→ **SHORT TASK**
Below are some records; reproduce every one of them exactly.

→ **ENTRIES PROVIDED**

[BEGIN]

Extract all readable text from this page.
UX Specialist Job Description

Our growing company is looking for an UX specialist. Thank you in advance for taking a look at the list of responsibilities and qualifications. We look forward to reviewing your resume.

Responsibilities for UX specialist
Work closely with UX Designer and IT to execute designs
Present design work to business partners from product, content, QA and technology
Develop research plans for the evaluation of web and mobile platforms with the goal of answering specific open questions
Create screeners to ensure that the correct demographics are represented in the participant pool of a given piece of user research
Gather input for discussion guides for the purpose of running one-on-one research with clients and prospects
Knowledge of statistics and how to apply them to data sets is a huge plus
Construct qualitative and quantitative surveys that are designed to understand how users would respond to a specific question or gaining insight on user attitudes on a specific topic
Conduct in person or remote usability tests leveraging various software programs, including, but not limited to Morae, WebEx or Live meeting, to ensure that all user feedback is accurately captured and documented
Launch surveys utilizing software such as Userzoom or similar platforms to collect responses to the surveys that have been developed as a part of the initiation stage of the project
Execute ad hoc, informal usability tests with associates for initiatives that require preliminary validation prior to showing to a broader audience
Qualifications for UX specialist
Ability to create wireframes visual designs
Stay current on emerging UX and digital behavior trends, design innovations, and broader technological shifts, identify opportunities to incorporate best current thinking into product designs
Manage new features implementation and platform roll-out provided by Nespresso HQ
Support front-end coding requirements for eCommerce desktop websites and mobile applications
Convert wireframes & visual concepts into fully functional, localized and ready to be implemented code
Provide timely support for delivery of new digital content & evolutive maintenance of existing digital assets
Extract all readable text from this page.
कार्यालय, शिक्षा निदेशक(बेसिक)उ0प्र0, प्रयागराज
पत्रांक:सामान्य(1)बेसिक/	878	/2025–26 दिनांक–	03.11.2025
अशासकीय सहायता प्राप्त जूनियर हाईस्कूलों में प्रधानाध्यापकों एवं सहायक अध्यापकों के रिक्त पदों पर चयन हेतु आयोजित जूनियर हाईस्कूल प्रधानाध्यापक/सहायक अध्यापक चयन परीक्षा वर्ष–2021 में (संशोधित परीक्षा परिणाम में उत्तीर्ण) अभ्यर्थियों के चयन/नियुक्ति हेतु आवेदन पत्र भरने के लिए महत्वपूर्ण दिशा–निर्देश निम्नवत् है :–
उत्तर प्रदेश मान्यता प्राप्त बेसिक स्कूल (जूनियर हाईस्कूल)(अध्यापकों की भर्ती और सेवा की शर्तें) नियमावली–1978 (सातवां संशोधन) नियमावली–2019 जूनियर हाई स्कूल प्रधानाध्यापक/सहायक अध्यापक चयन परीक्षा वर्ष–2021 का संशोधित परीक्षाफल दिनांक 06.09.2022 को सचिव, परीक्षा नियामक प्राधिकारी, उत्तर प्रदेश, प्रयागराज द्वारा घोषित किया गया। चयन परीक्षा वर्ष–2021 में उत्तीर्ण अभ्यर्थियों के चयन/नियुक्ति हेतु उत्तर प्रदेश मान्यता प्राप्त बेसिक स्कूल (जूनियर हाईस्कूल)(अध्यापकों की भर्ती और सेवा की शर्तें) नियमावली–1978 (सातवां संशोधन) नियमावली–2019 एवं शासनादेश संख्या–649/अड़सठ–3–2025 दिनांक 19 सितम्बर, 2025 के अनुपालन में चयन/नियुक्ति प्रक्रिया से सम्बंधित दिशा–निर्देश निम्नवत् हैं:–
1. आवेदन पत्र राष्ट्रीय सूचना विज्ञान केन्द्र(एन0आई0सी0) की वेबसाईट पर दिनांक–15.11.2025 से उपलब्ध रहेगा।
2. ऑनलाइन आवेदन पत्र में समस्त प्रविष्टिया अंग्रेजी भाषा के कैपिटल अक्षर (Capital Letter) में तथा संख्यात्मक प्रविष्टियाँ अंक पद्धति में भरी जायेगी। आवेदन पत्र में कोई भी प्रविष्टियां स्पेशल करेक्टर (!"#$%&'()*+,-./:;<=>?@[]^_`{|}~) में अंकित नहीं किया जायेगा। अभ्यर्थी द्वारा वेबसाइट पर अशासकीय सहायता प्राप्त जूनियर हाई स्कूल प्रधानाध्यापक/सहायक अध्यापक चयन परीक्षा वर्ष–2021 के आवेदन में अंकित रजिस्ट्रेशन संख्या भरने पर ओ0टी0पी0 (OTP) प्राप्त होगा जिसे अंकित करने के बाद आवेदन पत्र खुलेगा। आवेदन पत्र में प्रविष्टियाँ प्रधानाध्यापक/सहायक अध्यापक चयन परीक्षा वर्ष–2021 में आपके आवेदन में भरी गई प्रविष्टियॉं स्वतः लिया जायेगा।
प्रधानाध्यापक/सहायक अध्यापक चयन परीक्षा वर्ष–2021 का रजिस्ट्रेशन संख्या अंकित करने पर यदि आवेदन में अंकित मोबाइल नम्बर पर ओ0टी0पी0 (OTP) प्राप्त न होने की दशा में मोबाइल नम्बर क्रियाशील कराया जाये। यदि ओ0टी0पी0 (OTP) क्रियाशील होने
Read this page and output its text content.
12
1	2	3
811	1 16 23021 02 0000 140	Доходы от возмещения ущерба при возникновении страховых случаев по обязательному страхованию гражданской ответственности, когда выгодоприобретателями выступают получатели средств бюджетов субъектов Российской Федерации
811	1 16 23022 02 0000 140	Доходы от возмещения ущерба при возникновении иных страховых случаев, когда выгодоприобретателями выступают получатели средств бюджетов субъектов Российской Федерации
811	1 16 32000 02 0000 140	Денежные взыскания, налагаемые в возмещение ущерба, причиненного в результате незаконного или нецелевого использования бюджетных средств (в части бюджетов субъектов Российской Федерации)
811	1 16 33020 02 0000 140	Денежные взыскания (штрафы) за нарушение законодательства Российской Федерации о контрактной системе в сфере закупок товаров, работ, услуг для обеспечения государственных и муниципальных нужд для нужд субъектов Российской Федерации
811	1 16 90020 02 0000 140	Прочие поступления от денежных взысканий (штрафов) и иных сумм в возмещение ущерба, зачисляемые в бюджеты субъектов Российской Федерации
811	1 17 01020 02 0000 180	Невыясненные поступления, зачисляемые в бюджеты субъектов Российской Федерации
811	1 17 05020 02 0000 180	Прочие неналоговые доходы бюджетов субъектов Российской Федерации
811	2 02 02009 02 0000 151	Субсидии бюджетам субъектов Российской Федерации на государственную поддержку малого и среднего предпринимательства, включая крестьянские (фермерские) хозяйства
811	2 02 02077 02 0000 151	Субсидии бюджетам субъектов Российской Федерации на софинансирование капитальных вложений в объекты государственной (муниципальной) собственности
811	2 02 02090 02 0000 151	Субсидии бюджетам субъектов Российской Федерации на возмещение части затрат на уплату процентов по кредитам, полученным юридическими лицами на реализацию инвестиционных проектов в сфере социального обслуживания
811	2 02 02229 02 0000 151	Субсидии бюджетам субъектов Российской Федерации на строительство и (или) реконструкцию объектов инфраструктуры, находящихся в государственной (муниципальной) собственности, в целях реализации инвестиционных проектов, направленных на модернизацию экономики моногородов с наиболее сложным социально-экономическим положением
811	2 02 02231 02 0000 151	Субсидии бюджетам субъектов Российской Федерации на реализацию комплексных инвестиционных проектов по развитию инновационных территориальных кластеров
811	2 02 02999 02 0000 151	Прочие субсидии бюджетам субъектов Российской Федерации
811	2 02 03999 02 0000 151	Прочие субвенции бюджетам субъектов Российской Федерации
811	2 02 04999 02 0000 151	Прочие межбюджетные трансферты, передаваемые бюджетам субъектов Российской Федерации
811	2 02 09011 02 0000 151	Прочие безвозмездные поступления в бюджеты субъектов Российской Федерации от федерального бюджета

[END]

→ **WORKED ANSWER**
Extract all readable text from this page.
UX Specialist Job Description

Our growing company is looking for an UX specialist. Thank you in advance for taking a look at the list of responsibilities and qualifications. We look forward to reviewing your resume.

Responsibilities for UX specialist
Work closely with UX Designer and IT to execute designs
Present design work to business partners from product, content, QA and technology
Develop research plans for the evaluation of web and mobile platforms with the goal of answering specific open questions
Create screeners to ensure that the correct demographics are represented in the participant pool of a given piece of user research
Gather input for discussion guides for the purpose of running one-on-one research with clients and prospects
Knowledge of statistics and how to apply them to data sets is a huge plus
Construct qualitative and quantitative surveys that are designed to understand how users would respond to a specific question or gaining insight on user attitudes on a specific topic
Conduct in person or remote usability tests leveraging various software programs, including, but not limited to Morae, WebEx or Live meeting, to ensure that all user feedback is accurately captured and documented
Launch surveys utilizing software such as Userzoom or similar platforms to collect responses to the surveys that have been developed as a part of the initiation stage of the project
Execute ad hoc, informal usability tests with associates for initiatives that require preliminary validation prior to showing to a broader audience
Qualifications for UX specialist
Ability to create wireframes visual designs
Stay current on emerging UX and digital behavior trends, design innovations, and broader technological shifts, identify opportunities to incorporate best current thinking into product designs
Manage new features implementation and platform roll-out provided by Nespresso HQ
Support front-end coding requirements for eCommerce desktop websites and mobile applications
Convert wireframes & visual concepts into fully functional, localized and ready to be implemented code
Provide timely support for delivery of new digital content & evolutive maintenance of existing digital assets
Extract all readable text from this page.
कार्यालय, शिक्षा निदेशक(बेसिक)उ0प्र0, प्रयागराज
पत्रांक:सामान्य(1)बेसिक/	878	/2025–26 दिनांक–	03.11.2025
अशासकीय सहायता प्राप्त जूनियर हाईस्कूलों में प्रधानाध्यापकों एवं सहायक अध्यापकों के रिक्त पदों पर चयन हेतु आयोजित जूनियर हाईस्कूल प्रधानाध्यापक/सहायक अध्यापक चयन परीक्षा वर्ष–2021 में (संशोधित परीक्षा परिणाम में उत्तीर्ण) अभ्यर्थियों के चयन/नियुक्ति हेतु आवेदन पत्र भरने के लिए महत्वपूर्ण दिशा–निर्देश निम्नवत् है :–
उत्तर प्रदेश मान्यता प्राप्त बेसिक स्कूल (जूनियर हाईस्कूल)(अध्यापकों की भर्ती और सेवा की शर्तें) नियमावली–1978 (सातवां संशोधन) नियमावली–2019 जूनियर हाई स्कूल प्रधानाध्यापक/सहायक अध्यापक चयन परीक्षा वर्ष–2021 का संशोधित परीक्षाफल दिनांक 06.09.2022 को सचिव, परीक्षा नियामक प्राधिकारी, उत्तर प्रदेश, प्रयागराज द्वारा घोषित किया गया। चयन परीक्षा वर्ष–2021 में उत्तीर्ण अभ्यर्थियों के चयन/नियुक्ति हेतु उत्तर प्रदेश मान्यता प्राप्त बेसिक स्कूल (जूनियर हाईस्कूल)(अध्यापकों की भर्ती और सेवा की शर्तें) नियमावली–1978 (सातवां संशोधन) नियमावली–2019 एवं शासनादेश संख्या–649/अड़सठ–3–2025 दिनांक 19 सितम्बर, 2025 के अनुपालन में चयन/नियुक्ति प्रक्रिया से सम्बंधित दिशा–निर्देश निम्नवत् हैं:–
1. आवेदन पत्र राष्ट्रीय सूचना विज्ञान केन्द्र(एन0आई0सी0) की वेबसाईट पर दिनांक–15.11.2025 से उपलब्ध रहेगा।
2. ऑनलाइन आवेदन पत्र में समस्त प्रविष्टिया अंग्रेजी भाषा के कैपिटल अक्षर (Capital Letter) में तथा संख्यात्मक प्रविष्टियाँ अंक पद्धति में भरी जायेगी। आवेदन पत्र में कोई भी प्रविष्टियां स्पेशल करेक्टर (!"#$%&'()*+,-./:;<=>?@[]^_`{|}~) में अंकित नहीं किया जायेगा। अभ्यर्थी द्वारा वेबसाइट पर अशासकीय सहायता प्राप्त जूनियर हाई स्कूल प्रधानाध्यापक/सहायक अध्यापक चयन परीक्षा वर्ष–2021 के आवेदन में अंकित रजिस्ट्रेशन संख्या भरने पर ओ0टी0पी0 (OTP) प्राप्त होगा जिसे अंकित करने के बाद आवेदन पत्र खुलेगा। आवेदन पत्र में प्रविष्टियाँ प्रधानाध्यापक/सहायक अध्यापक चयन परीक्षा वर्ष–2021 में आपके आवेदन में भरी गई प्रविष्टियॉं स्वतः लिया जायेगा।
प्रधानाध्यापक/सहायक अध्यापक चयन परीक्षा वर्ष–2021 का रजिस्ट्रेशन संख्या अंकित करने पर यदि आवेदन में अंकित मोबाइल नम्बर पर ओ0टी0पी0 (OTP) प्राप्त न होने की दशा में मोबाइल नम्बर क्रियाशील कराया जाये। यदि ओ0टी0पी0 (OTP) क्रियाशील होने
Read this page and output its text content.
12
1	2	3
811	1 16 23021 02 0000 140	Доходы от возмещения ущерба при возникновении страховых случаев по обязательному страхованию гражданской ответственности, когда выгодоприобретателями выступают получатели средств бюджетов субъектов Российской Федерации
811	1 16 23022 02 0000 140	Доходы от возмещения ущерба при возникновении иных страховых случаев, когда выгодоприобретателями выступают получатели средств бюджетов субъектов Российской Федерации
811	1 16 32000 02 0000 140	Денежные взыскания, налагаемые в возмещение ущерба, причиненного в результате незаконного или нецелевого использования бюджетных средств (в части бюджетов субъектов Российской Федерации)
811	1 16 33020 02 0000 140	Денежные взыскания (штрафы) за нарушение законодательства Российской Федерации о контрактной системе в сфере закупок товаров, работ, услуг для обеспечения государственных и муниципальных нужд для нужд субъектов Российской Федерации
811	1 16 90020 02 0000 140	Прочие поступления от денежных взысканий (штрафов) и иных сумм в возмещение ущерба, зачисляемые в бюджеты субъектов Российской Федерации
811	1 17 01020 02 0000 180	Невыясненные поступления, зачисляемые в бюджеты субъектов Российской Федерации
811	1 17 05020 02 0000 180	Прочие неналоговые доходы бюджетов субъектов Российской Федерации
811	2 02 02009 02 0000 151	Субсидии бюджетам субъектов Российской Федерации на государственную поддержку малого и среднего предпринимательства, включая крестьянские (фермерские) хозяйства
811	2 02 02077 02 0000 151	Субсидии бюджетам субъектов Российской Федерации на софинансирование капитальных вложений в объекты государственной (муниципальной) собственности
811	2 02 02090 02 0000 151	Субсидии бюджетам субъектов Российской Федерации на возмещение части затрат на уплату процентов по кредитам, полученным юридическими лицами на реализацию инвестиционных проектов в сфере социального обслуживания
811	2 02 02229 02 0000 151	Субсидии бюджетам субъектов Российской Федерации на строительство и (или) реконструкцию объектов инфраструктуры, находящихся в государственной (муниципальной) собственности, в целях реализации инвестиционных проектов, направленных на модернизацию экономики моногородов с наиболее сложным социально-экономическим положением
811	2 02 02231 02 0000 151	Субсидии бюджетам субъектов Российской Федерации на реализацию комплексных инвестиционных проектов по развитию инновационных территориальных кластеров
811	2 02 02999 02 0000 151	Прочие субсидии бюджетам субъектов Российской Федерации
811	2 02 03999 02 0000 151	Прочие субвенции бюджетам субъектов Российской Федерации
811	2 02 04999 02 0000 151	Прочие межбюджетные трансферты, передаваемые бюджетам субъектов Российской Федерации
811	2 02 09011 02 0000 151	Прочие безвозмездные поступления в бюджеты субъектов Российской Федерации от федерального бюджета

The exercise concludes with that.